>> begin RECORDS TO USE
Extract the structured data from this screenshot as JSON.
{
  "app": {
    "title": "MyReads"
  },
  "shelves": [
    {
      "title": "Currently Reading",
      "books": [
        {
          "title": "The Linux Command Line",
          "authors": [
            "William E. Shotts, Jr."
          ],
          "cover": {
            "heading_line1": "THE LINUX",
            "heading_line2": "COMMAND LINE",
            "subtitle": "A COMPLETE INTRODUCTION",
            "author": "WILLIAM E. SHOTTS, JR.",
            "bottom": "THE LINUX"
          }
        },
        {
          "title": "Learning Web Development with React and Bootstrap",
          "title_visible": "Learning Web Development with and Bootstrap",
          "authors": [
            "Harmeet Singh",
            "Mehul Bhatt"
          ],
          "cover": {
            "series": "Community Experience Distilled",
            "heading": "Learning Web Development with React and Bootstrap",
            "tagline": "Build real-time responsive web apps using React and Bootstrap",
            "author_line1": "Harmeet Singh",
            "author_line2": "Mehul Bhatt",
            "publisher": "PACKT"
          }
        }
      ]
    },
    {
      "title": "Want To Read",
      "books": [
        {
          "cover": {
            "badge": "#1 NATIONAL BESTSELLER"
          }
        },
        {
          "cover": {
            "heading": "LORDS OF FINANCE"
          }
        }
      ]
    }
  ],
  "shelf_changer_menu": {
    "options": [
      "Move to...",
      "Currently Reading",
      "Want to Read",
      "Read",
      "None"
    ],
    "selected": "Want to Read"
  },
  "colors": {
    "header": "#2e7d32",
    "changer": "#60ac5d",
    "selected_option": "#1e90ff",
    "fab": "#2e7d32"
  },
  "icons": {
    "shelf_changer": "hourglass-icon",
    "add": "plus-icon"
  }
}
>> end RECORDS TO USE
>> begin RECORDS TO USE
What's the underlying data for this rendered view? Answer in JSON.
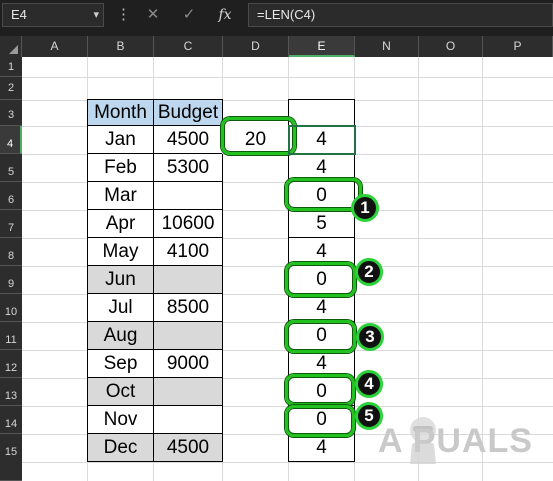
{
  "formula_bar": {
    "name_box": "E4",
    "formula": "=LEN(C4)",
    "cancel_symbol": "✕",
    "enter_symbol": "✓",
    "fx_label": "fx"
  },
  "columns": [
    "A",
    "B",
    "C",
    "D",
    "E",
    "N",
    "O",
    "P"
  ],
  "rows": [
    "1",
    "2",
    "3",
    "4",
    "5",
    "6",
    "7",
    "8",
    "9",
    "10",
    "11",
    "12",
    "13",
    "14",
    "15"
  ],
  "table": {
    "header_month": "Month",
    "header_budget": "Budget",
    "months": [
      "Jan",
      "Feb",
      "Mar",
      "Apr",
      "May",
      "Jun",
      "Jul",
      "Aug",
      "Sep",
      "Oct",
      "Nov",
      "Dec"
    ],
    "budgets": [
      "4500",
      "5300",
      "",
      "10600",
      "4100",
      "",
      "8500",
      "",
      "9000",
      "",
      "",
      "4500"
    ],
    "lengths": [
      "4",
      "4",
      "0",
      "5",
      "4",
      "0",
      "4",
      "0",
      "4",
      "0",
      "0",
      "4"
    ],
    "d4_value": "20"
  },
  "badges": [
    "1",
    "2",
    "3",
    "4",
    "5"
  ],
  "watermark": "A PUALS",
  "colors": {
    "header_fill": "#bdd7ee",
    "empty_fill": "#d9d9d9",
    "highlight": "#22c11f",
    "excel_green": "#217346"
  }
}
>> end RECORDS TO USE
>> begin RECORDS TO USE
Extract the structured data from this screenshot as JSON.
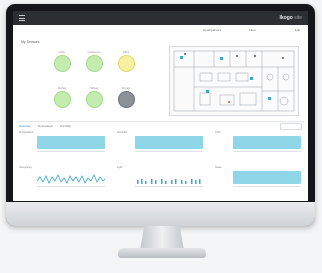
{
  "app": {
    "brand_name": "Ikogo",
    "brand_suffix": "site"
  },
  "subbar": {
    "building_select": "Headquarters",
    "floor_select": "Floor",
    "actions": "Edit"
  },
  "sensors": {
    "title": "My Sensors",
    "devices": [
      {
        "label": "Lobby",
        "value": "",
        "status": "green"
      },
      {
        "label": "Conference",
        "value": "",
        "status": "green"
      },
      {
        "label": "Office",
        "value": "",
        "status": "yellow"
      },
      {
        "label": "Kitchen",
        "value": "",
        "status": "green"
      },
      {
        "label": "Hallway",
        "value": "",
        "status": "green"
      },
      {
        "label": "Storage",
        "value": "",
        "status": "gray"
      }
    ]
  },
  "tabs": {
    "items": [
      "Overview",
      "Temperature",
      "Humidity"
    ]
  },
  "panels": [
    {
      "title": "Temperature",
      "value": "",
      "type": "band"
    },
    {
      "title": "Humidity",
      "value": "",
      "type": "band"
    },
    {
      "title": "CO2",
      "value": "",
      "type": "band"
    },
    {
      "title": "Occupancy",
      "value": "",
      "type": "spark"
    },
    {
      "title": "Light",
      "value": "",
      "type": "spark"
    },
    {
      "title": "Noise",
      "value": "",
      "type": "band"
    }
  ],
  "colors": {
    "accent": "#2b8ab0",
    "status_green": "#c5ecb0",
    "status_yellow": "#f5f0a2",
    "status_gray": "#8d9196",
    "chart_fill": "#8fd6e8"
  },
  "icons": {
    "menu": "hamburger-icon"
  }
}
>> end RECORDS TO USE
- [EXERCISE DESCRIPTION]: Where a line above contains the word "Want", copy that line.

- [EXERCISE RESULT]:
      "title": "Want To Read",
      "Want to Read",
    "selected": "Want to Read"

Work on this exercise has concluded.